(A run of records)
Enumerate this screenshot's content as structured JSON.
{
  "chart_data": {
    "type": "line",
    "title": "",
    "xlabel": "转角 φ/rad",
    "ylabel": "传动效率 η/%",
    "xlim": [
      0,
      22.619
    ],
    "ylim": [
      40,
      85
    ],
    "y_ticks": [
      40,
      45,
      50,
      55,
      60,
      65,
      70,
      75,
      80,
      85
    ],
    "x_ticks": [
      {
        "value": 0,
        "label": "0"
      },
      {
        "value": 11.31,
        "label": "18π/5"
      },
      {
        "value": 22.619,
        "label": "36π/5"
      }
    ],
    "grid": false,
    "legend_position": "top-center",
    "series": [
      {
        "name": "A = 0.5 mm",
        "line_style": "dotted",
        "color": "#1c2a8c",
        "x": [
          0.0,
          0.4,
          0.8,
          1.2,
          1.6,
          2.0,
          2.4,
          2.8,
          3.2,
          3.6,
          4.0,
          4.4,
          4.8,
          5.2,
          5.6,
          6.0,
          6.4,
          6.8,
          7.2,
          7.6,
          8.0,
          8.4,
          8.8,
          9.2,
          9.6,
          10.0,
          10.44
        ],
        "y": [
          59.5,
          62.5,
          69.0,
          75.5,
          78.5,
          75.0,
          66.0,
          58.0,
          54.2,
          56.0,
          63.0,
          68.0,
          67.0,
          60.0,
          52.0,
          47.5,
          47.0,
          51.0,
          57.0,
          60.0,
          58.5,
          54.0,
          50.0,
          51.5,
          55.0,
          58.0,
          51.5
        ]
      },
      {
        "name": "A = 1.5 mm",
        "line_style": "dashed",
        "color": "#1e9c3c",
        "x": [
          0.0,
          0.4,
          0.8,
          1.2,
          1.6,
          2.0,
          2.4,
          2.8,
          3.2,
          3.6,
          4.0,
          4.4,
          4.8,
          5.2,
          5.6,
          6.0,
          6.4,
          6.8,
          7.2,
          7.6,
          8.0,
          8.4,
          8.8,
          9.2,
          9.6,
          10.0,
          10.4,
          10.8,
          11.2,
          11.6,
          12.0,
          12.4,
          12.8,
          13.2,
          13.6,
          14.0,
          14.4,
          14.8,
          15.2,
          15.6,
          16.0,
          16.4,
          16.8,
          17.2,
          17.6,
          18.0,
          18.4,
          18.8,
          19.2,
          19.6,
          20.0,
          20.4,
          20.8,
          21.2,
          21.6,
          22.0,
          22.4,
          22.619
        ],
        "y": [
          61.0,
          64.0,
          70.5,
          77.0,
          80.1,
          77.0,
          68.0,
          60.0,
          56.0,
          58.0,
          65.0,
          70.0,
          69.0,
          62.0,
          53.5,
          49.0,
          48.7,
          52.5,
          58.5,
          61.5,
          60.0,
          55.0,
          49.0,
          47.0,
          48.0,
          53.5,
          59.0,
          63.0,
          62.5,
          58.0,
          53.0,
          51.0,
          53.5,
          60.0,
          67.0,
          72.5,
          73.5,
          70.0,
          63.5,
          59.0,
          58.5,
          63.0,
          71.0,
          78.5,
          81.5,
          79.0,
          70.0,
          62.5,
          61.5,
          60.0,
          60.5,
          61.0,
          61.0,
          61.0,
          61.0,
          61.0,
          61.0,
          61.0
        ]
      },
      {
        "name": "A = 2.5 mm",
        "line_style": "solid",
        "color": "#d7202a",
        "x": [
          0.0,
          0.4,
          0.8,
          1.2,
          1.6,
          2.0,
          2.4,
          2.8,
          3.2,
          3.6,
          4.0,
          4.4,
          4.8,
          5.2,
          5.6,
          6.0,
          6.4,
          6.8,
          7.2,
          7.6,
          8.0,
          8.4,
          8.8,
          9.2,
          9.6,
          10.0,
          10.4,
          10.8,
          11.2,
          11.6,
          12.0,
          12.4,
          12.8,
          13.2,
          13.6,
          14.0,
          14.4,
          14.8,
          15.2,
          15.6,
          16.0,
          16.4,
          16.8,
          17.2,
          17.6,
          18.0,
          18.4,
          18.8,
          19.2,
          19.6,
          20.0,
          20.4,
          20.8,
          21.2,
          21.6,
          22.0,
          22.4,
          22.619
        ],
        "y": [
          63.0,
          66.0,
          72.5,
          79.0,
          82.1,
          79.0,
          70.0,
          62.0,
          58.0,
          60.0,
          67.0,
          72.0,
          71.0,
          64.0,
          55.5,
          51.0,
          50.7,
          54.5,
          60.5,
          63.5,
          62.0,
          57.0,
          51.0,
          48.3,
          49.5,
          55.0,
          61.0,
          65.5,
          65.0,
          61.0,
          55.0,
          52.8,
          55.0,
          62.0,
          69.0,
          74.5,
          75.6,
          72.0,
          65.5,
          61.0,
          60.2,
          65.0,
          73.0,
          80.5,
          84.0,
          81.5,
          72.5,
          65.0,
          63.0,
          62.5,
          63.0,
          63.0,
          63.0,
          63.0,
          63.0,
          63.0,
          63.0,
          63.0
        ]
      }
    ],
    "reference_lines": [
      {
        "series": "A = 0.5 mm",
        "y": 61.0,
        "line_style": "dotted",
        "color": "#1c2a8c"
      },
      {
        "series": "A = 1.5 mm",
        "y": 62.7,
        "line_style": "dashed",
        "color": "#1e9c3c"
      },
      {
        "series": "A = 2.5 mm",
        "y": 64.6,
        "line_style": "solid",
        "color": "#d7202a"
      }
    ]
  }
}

**Your task**
Reproduce the listing above word for word.

**Written answer**
Enumerate this screenshot's content as structured JSON.
{
  "chart_data": {
    "type": "line",
    "title": "",
    "xlabel": "转角 φ/rad",
    "ylabel": "传动效率 η/%",
    "xlim": [
      0,
      22.619
    ],
    "ylim": [
      40,
      85
    ],
    "y_ticks": [
      40,
      45,
      50,
      55,
      60,
      65,
      70,
      75,
      80,
      85
    ],
    "x_ticks": [
      {
        "value": 0,
        "label": "0"
      },
      {
        "value": 11.31,
        "label": "18π/5"
      },
      {
        "value": 22.619,
        "label": "36π/5"
      }
    ],
    "grid": false,
    "legend_position": "top-center",
    "series": [
      {
        "name": "A = 0.5 mm",
        "line_style": "dotted",
        "color": "#1c2a8c",
        "x": [
          0.0,
          0.4,
          0.8,
          1.2,
          1.6,
          2.0,
          2.4,
          2.8,
          3.2,
          3.6,
          4.0,
          4.4,
          4.8,
          5.2,
          5.6,
          6.0,
          6.4,
          6.8,
          7.2,
          7.6,
          8.0,
          8.4,
          8.8,
          9.2,
          9.6,
          10.0,
          10.44
        ],
        "y": [
          59.5,
          62.5,
          69.0,
          75.5,
          78.5,
          75.0,
          66.0,
          58.0,
          54.2,
          56.0,
          63.0,
          68.0,
          67.0,
          60.0,
          52.0,
          47.5,
          47.0,
          51.0,
          57.0,
          60.0,
          58.5,
          54.0,
          50.0,
          51.5,
          55.0,
          58.0,
          51.5
        ]
      },
      {
        "name": "A = 1.5 mm",
        "line_style": "dashed",
        "color": "#1e9c3c",
        "x": [
          0.0,
          0.4,
          0.8,
          1.2,
          1.6,
          2.0,
          2.4,
          2.8,
          3.2,
          3.6,
          4.0,
          4.4,
          4.8,
          5.2,
          5.6,
          6.0,
          6.4,
          6.8,
          7.2,
          7.6,
          8.0,
          8.4,
          8.8,
          9.2,
          9.6,
          10.0,
          10.4,
          10.8,
          11.2,
          11.6,
          12.0,
          12.4,
          12.8,
          13.2,
          13.6,
          14.0,
          14.4,
          14.8,
          15.2,
          15.6,
          16.0,
          16.4,
          16.8,
          17.2,
          17.6,
          18.0,
          18.4,
          18.8,
          19.2,
          19.6,
          20.0,
          20.4,
          20.8,
          21.2,
          21.6,
          22.0,
          22.4,
          22.619
        ],
        "y": [
          61.0,
          64.0,
          70.5,
          77.0,
          80.1,
          77.0,
          68.0,
          60.0,
          56.0,
          58.0,
          65.0,
          70.0,
          69.0,
          62.0,
          53.5,
          49.0,
          48.7,
          52.5,
          58.5,
          61.5,
          60.0,
          55.0,
          49.0,
          47.0,
          48.0,
          53.5,
          59.0,
          63.0,
          62.5,
          58.0,
          53.0,
          51.0,
          53.5,
          60.0,
          67.0,
          72.5,
          73.5,
          70.0,
          63.5,
          59.0,
          58.5,
          63.0,
          71.0,
          78.5,
          81.5,
          79.0,
          70.0,
          62.5,
          61.5,
          60.0,
          60.5,
          61.0,
          61.0,
          61.0,
          61.0,
          61.0,
          61.0,
          61.0
        ]
      },
      {
        "name": "A = 2.5 mm",
        "line_style": "solid",
        "color": "#d7202a",
        "x": [
          0.0,
          0.4,
          0.8,
          1.2,
          1.6,
          2.0,
          2.4,
          2.8,
          3.2,
          3.6,
          4.0,
          4.4,
          4.8,
          5.2,
          5.6,
          6.0,
          6.4,
          6.8,
          7.2,
          7.6,
          8.0,
          8.4,
          8.8,
          9.2,
          9.6,
          10.0,
          10.4,
          10.8,
          11.2,
          11.6,
          12.0,
          12.4,
          12.8,
          13.2,
          13.6,
          14.0,
          14.4,
          14.8,
          15.2,
          15.6,
          16.0,
          16.4,
          16.8,
          17.2,
          17.6,
          18.0,
          18.4,
          18.8,
          19.2,
          19.6,
          20.0,
          20.4,
          20.8,
          21.2,
          21.6,
          22.0,
          22.4,
          22.619
        ],
        "y": [
          63.0,
          66.0,
          72.5,
          79.0,
          82.1,
          79.0,
          70.0,
          62.0,
          58.0,
          60.0,
          67.0,
          72.0,
          71.0,
          64.0,
          55.5,
          51.0,
          50.7,
          54.5,
          60.5,
          63.5,
          62.0,
          57.0,
          51.0,
          48.3,
          49.5,
          55.0,
          61.0,
          65.5,
          65.0,
          61.0,
          55.0,
          52.8,
          55.0,
          62.0,
          69.0,
          74.5,
          75.6,
          72.0,
          65.5,
          61.0,
          60.2,
          65.0,
          73.0,
          80.5,
          84.0,
          81.5,
          72.5,
          65.0,
          63.0,
          62.5,
          63.0,
          63.0,
          63.0,
          63.0,
          63.0,
          63.0,
          63.0,
          63.0
        ]
      }
    ],
    "reference_lines": [
      {
        "series": "A = 0.5 mm",
        "y": 61.0,
        "line_style": "dotted",
        "color": "#1c2a8c"
      },
      {
        "series": "A = 1.5 mm",
        "y": 62.7,
        "line_style": "dashed",
        "color": "#1e9c3c"
      },
      {
        "series": "A = 2.5 mm",
        "y": 64.6,
        "line_style": "solid",
        "color": "#d7202a"
      }
    ]
  }
}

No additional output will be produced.